### TASK PROMPT
Transcribe every entry word for word, but skip the images.

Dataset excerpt
+++
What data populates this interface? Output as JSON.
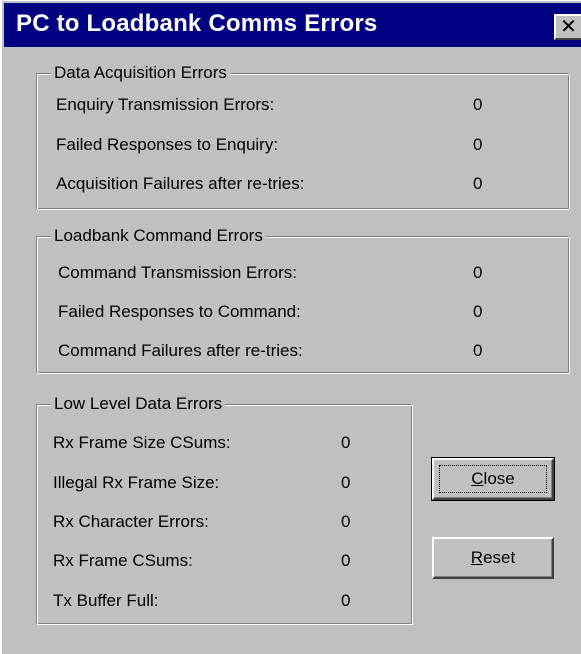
{
  "window": {
    "title": "PC to Loadbank Comms Errors",
    "close_glyph": "✕"
  },
  "groups": {
    "data_acquisition": {
      "title": "Data Acquisition Errors",
      "rows": [
        {
          "label": "Enquiry Transmission Errors:",
          "value": "0"
        },
        {
          "label": "Failed Responses to Enquiry:",
          "value": "0"
        },
        {
          "label": "Acquisition Failures after re-tries:",
          "value": "0"
        }
      ]
    },
    "loadbank_command": {
      "title": "Loadbank Command Errors",
      "rows": [
        {
          "label": "Command Transmission Errors:",
          "value": "0"
        },
        {
          "label": "Failed Responses to Command:",
          "value": "0"
        },
        {
          "label": "Command Failures after re-tries:",
          "value": "0"
        }
      ]
    },
    "low_level": {
      "title": "Low Level Data Errors",
      "rows": [
        {
          "label": "Rx Frame Size CSums:",
          "value": "0"
        },
        {
          "label": "Illegal Rx Frame Size:",
          "value": "0"
        },
        {
          "label": "Rx Character Errors:",
          "value": "0"
        },
        {
          "label": "Rx Frame CSums:",
          "value": "0"
        },
        {
          "label": "Tx Buffer Full:",
          "value": "0"
        }
      ]
    }
  },
  "buttons": {
    "close": {
      "mnemonic": "C",
      "rest": "lose"
    },
    "reset": {
      "mnemonic": "R",
      "rest": "eset"
    }
  }
}
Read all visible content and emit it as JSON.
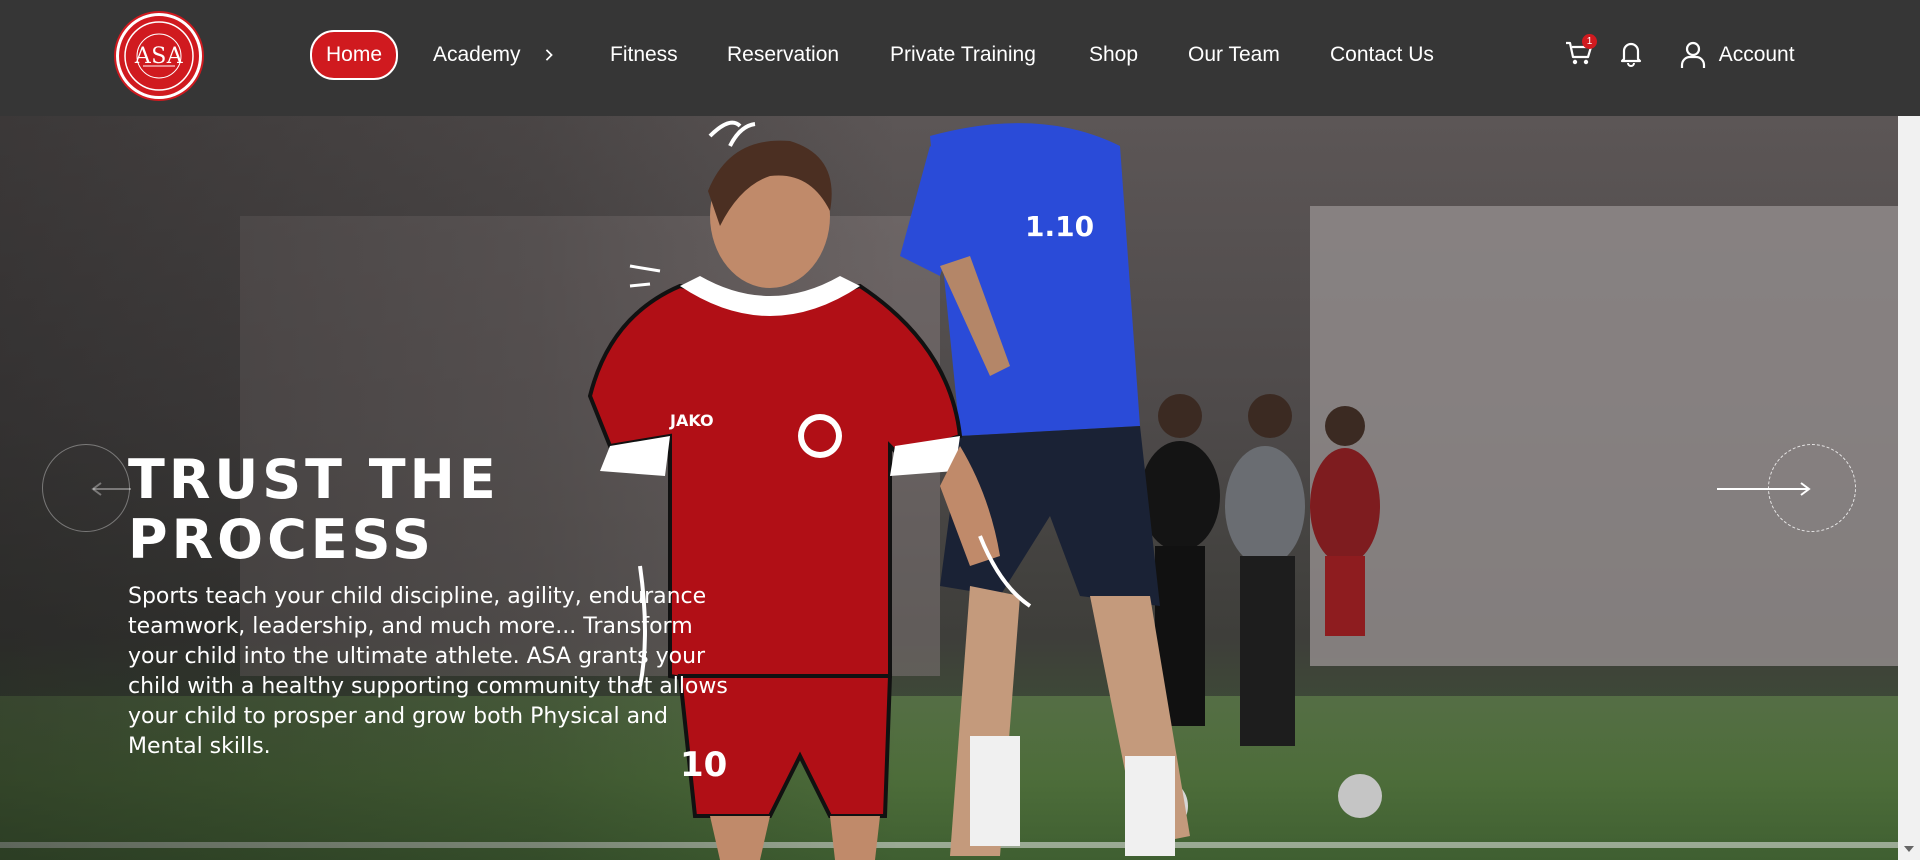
{
  "brand": {
    "logo_text": "ASA",
    "logo_ring_text": "ADVANCED SPORTS ACADEMY",
    "accent_color": "#d01a1f",
    "nav_bg": "#363636"
  },
  "nav": {
    "items": [
      {
        "label": "Home",
        "active": true
      },
      {
        "label": "Academy",
        "has_submenu": true
      },
      {
        "label": "Fitness"
      },
      {
        "label": "Reservation"
      },
      {
        "label": "Private Training"
      },
      {
        "label": "Shop"
      },
      {
        "label": "Our Team"
      },
      {
        "label": "Contact Us"
      }
    ],
    "cart_count": "1",
    "account_label": "Account",
    "icons": [
      "cart-icon",
      "bell-icon",
      "user-icon",
      "chevron-right-icon"
    ]
  },
  "hero": {
    "title_line1": "TRUST THE",
    "title_line2": "PROCESS",
    "description": "Sports teach your child discipline, agility, endurance teamwork, leadership, and much more... Transform your child into the ultimate athlete. ASA grants your child with a healthy supporting community that allows your child to prosper and grow both Physical and Mental skills.",
    "jersey_brand": "JAKO",
    "jersey_number": "10",
    "coach_shirt_text": "1.10",
    "prev_icon": "arrow-left-icon",
    "next_icon": "arrow-right-icon"
  }
}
+++
### FULL RESPONSE
What data populates this interface? Output as JSON.
{
  "window": {
    "title": "PC to Loadbank Comms Errors",
    "close_glyph": "✕"
  },
  "groups": {
    "data_acquisition": {
      "title": "Data Acquisition Errors",
      "rows": [
        {
          "label": "Enquiry Transmission Errors:",
          "value": "0"
        },
        {
          "label": "Failed Responses to Enquiry:",
          "value": "0"
        },
        {
          "label": "Acquisition Failures after re-tries:",
          "value": "0"
        }
      ]
    },
    "loadbank_command": {
      "title": "Loadbank Command Errors",
      "rows": [
        {
          "label": "Command Transmission Errors:",
          "value": "0"
        },
        {
          "label": "Failed Responses to Command:",
          "value": "0"
        },
        {
          "label": "Command Failures after re-tries:",
          "value": "0"
        }
      ]
    },
    "low_level": {
      "title": "Low Level Data Errors",
      "rows": [
        {
          "label": "Rx Frame Size CSums:",
          "value": "0"
        },
        {
          "label": "Illegal Rx Frame Size:",
          "value": "0"
        },
        {
          "label": "Rx Character Errors:",
          "value": "0"
        },
        {
          "label": "Rx Frame CSums:",
          "value": "0"
        },
        {
          "label": "Tx Buffer Full:",
          "value": "0"
        }
      ]
    }
  },
  "buttons": {
    "close": {
      "mnemonic": "C",
      "rest": "lose"
    },
    "reset": {
      "mnemonic": "R",
      "rest": "eset"
    }
  }
}
Read all visible content and emit it as JSON.
{
  "brand": {
    "logo_text": "ASA",
    "logo_ring_text": "ADVANCED SPORTS ACADEMY",
    "accent_color": "#d01a1f",
    "nav_bg": "#363636"
  },
  "nav": {
    "items": [
      {
        "label": "Home",
        "active": true
      },
      {
        "label": "Academy",
        "has_submenu": true
      },
      {
        "label": "Fitness"
      },
      {
        "label": "Reservation"
      },
      {
        "label": "Private Training"
      },
      {
        "label": "Shop"
      },
      {
        "label": "Our Team"
      },
      {
        "label": "Contact Us"
      }
    ],
    "cart_count": "1",
    "account_label": "Account",
    "icons": [
      "cart-icon",
      "bell-icon",
      "user-icon",
      "chevron-right-icon"
    ]
  },
  "hero": {
    "title_line1": "TRUST THE",
    "title_line2": "PROCESS",
    "description": "Sports teach your child discipline, agility, endurance teamwork, leadership, and much more... Transform your child into the ultimate athlete. ASA grants your child with a healthy supporting community that allows your child to prosper and grow both Physical and Mental skills.",
    "jersey_brand": "JAKO",
    "jersey_number": "10",
    "coach_shirt_text": "1.10",
    "prev_icon": "arrow-left-icon",
    "next_icon": "arrow-right-icon"
  }
}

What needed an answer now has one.